>> start Given records
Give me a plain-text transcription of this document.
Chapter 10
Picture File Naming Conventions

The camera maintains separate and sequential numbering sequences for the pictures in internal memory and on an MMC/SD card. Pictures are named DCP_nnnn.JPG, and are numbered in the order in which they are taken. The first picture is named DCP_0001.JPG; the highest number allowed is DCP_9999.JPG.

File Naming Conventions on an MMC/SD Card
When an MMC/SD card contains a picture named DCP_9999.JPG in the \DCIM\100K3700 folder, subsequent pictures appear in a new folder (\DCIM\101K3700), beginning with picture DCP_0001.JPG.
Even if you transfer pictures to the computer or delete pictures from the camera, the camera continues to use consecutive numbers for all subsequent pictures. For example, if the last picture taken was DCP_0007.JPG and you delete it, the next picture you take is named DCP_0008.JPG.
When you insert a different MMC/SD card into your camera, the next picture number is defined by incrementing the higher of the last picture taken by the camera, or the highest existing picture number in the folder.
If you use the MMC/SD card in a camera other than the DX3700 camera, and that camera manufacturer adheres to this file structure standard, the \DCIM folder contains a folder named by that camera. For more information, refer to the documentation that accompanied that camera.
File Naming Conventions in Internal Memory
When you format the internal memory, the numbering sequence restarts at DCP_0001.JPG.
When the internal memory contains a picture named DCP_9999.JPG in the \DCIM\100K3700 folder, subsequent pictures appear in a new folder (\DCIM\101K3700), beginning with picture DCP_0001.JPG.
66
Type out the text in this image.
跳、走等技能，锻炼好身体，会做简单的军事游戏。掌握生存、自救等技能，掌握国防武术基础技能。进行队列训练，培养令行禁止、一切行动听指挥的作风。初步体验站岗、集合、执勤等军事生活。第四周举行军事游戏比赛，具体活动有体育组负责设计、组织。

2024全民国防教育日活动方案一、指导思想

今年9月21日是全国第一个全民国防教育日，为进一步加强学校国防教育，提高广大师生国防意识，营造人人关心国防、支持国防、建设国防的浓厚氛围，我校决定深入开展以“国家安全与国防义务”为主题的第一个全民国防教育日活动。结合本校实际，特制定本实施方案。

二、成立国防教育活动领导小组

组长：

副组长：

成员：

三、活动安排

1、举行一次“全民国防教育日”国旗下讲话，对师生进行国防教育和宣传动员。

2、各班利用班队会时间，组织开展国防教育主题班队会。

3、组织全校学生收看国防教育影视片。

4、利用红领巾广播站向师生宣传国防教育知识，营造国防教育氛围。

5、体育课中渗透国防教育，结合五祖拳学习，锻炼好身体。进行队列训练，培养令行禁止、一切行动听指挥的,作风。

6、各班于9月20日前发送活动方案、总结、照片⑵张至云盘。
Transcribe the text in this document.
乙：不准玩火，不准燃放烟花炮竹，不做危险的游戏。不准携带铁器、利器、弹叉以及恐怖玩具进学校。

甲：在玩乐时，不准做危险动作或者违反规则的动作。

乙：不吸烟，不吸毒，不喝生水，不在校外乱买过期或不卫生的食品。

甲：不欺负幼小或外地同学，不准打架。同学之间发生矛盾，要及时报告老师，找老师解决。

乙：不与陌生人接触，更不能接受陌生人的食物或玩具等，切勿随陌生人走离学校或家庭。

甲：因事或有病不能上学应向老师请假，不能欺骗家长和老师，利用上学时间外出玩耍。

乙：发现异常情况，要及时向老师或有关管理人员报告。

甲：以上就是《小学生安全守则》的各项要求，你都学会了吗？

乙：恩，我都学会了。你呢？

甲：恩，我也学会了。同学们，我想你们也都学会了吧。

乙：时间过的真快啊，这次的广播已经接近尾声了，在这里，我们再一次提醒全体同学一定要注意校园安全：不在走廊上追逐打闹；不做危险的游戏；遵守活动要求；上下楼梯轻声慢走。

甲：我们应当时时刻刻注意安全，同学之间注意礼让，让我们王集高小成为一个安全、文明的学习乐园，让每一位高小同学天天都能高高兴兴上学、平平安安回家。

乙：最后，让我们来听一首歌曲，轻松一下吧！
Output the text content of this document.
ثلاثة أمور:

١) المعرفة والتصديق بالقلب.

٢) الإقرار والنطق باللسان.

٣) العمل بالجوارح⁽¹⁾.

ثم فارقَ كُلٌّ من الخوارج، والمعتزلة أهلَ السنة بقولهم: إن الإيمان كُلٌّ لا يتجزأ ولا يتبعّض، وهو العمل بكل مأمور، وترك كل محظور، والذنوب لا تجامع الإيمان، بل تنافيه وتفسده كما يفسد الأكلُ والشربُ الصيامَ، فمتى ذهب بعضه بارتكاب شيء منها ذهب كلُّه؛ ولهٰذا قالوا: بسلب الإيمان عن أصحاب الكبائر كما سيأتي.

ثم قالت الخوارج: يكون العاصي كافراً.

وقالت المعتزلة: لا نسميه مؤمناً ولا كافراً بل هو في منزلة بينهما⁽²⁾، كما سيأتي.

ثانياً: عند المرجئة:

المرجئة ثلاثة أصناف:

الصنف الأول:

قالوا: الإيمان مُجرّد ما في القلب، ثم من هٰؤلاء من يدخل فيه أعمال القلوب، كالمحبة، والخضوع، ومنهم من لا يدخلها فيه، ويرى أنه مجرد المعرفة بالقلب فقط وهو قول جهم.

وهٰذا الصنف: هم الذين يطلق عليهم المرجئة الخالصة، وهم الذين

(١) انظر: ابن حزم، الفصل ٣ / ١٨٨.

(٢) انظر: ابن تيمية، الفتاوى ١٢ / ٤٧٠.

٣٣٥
>> end Given records
▶ **What this task involves**
From the records above, extract each line exactly as shown.

▶ **Exercise result**
Give me a plain-text transcription of this document.
Chapter 10
Picture File Naming Conventions

The camera maintains separate and sequential numbering sequences for the pictures in internal memory and on an MMC/SD card. Pictures are named DCP_nnnn.JPG, and are numbered in the order in which they are taken. The first picture is named DCP_0001.JPG; the highest number allowed is DCP_9999.JPG.

File Naming Conventions on an MMC/SD Card
When an MMC/SD card contains a picture named DCP_9999.JPG in the \DCIM\100K3700 folder, subsequent pictures appear in a new folder (\DCIM\101K3700), beginning with picture DCP_0001.JPG.
Even if you transfer pictures to the computer or delete pictures from the camera, the camera continues to use consecutive numbers for all subsequent pictures. For example, if the last picture taken was DCP_0007.JPG and you delete it, the next picture you take is named DCP_0008.JPG.
When you insert a different MMC/SD card into your camera, the next picture number is defined by incrementing the higher of the last picture taken by the camera, or the highest existing picture number in the folder.
If you use the MMC/SD card in a camera other than the DX3700 camera, and that camera manufacturer adheres to this file structure standard, the \DCIM folder contains a folder named by that camera. For more information, refer to the documentation that accompanied that camera.
File Naming Conventions in Internal Memory
When you format the internal memory, the numbering sequence restarts at DCP_0001.JPG.
When the internal memory contains a picture named DCP_9999.JPG in the \DCIM\100K3700 folder, subsequent pictures appear in a new folder (\DCIM\101K3700), beginning with picture DCP_0001.JPG.
66
Type out the text in this image.
跳、走等技能，锻炼好身体，会做简单的军事游戏。掌握生存、自救等技能，掌握国防武术基础技能。进行队列训练，培养令行禁止、一切行动听指挥的作风。初步体验站岗、集合、执勤等军事生活。第四周举行军事游戏比赛，具体活动有体育组负责设计、组织。

2024全民国防教育日活动方案一、指导思想

今年9月21日是全国第一个全民国防教育日，为进一步加强学校国防教育，提高广大师生国防意识，营造人人关心国防、支持国防、建设国防的浓厚氛围，我校决定深入开展以“国家安全与国防义务”为主题的第一个全民国防教育日活动。结合本校实际，特制定本实施方案。

二、成立国防教育活动领导小组

组长：

副组长：

成员：

三、活动安排

1、举行一次“全民国防教育日”国旗下讲话，对师生进行国防教育和宣传动员。

2、各班利用班队会时间，组织开展国防教育主题班队会。

3、组织全校学生收看国防教育影视片。

4、利用红领巾广播站向师生宣传国防教育知识，营造国防教育氛围。

5、体育课中渗透国防教育，结合五祖拳学习，锻炼好身体。进行队列训练，培养令行禁止、一切行动听指挥的,作风。

6、各班于9月20日前发送活动方案、总结、照片⑵张至云盘。
Transcribe the text in this document.
乙：不准玩火，不准燃放烟花炮竹，不做危险的游戏。不准携带铁器、利器、弹叉以及恐怖玩具进学校。

甲：在玩乐时，不准做危险动作或者违反规则的动作。

乙：不吸烟，不吸毒，不喝生水，不在校外乱买过期或不卫生的食品。

甲：不欺负幼小或外地同学，不准打架。同学之间发生矛盾，要及时报告老师，找老师解决。

乙：不与陌生人接触，更不能接受陌生人的食物或玩具等，切勿随陌生人走离学校或家庭。

甲：因事或有病不能上学应向老师请假，不能欺骗家长和老师，利用上学时间外出玩耍。

乙：发现异常情况，要及时向老师或有关管理人员报告。

甲：以上就是《小学生安全守则》的各项要求，你都学会了吗？

乙：恩，我都学会了。你呢？

甲：恩，我也学会了。同学们，我想你们也都学会了吧。

乙：时间过的真快啊，这次的广播已经接近尾声了，在这里，我们再一次提醒全体同学一定要注意校园安全：不在走廊上追逐打闹；不做危险的游戏；遵守活动要求；上下楼梯轻声慢走。

甲：我们应当时时刻刻注意安全，同学之间注意礼让，让我们王集高小成为一个安全、文明的学习乐园，让每一位高小同学天天都能高高兴兴上学、平平安安回家。

乙：最后，让我们来听一首歌曲，轻松一下吧！
Output the text content of this document.
ثلاثة أمور:

١) المعرفة والتصديق بالقلب.

٢) الإقرار والنطق باللسان.

٣) العمل بالجوارح⁽¹⁾.

ثم فارقَ كُلٌّ من الخوارج، والمعتزلة أهلَ السنة بقولهم: إن الإيمان كُلٌّ لا يتجزأ ولا يتبعّض، وهو العمل بكل مأمور، وترك كل محظور، والذنوب لا تجامع الإيمان، بل تنافيه وتفسده كما يفسد الأكلُ والشربُ الصيامَ، فمتى ذهب بعضه بارتكاب شيء منها ذهب كلُّه؛ ولهٰذا قالوا: بسلب الإيمان عن أصحاب الكبائر كما سيأتي.

ثم قالت الخوارج: يكون العاصي كافراً.

وقالت المعتزلة: لا نسميه مؤمناً ولا كافراً بل هو في منزلة بينهما⁽²⁾، كما سيأتي.

ثانياً: عند المرجئة:

المرجئة ثلاثة أصناف:

الصنف الأول:

قالوا: الإيمان مُجرّد ما في القلب، ثم من هٰؤلاء من يدخل فيه أعمال القلوب، كالمحبة، والخضوع، ومنهم من لا يدخلها فيه، ويرى أنه مجرد المعرفة بالقلب فقط وهو قول جهم.

وهٰذا الصنف: هم الذين يطلق عليهم المرجئة الخالصة، وهم الذين

(١) انظر: ابن حزم، الفصل ٣ / ١٨٨.

(٢) انظر: ابن تيمية، الفتاوى ١٢ / ٤٧٠.

٣٣٥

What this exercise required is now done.